[Records from a dataset]
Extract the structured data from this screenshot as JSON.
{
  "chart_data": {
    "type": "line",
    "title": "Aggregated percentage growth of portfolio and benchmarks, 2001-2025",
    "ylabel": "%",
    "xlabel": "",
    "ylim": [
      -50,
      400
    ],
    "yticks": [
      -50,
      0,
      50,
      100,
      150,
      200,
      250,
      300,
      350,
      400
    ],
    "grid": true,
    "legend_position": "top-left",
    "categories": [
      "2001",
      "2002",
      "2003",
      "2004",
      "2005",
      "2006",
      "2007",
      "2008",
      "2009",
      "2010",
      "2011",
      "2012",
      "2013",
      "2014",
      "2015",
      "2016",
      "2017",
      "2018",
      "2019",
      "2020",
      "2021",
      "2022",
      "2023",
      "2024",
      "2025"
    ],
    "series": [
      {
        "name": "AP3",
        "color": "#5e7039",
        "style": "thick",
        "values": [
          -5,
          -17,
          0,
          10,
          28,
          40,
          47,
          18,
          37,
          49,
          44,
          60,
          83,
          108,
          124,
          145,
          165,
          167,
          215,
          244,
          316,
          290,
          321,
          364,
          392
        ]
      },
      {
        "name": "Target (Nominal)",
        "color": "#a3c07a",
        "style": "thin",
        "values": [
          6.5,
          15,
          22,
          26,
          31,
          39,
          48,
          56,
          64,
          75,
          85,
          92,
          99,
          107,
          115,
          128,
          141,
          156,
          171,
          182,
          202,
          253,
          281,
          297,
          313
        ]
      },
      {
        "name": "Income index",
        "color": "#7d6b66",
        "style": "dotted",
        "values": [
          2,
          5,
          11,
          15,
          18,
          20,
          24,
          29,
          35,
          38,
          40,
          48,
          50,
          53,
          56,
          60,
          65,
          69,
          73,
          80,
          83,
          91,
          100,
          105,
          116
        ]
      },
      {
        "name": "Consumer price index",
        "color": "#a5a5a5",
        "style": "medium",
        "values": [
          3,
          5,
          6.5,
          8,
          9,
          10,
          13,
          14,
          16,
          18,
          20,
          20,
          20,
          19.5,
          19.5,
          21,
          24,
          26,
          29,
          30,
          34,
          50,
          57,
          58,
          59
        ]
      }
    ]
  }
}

> **Exercise directions**
From the entries above, collect every line with the string "name" in it.

> **Output below**
        "name": "AP3",
        "name": "Target (Nominal)",
        "name": "Income index",
        "name": "Consumer price index",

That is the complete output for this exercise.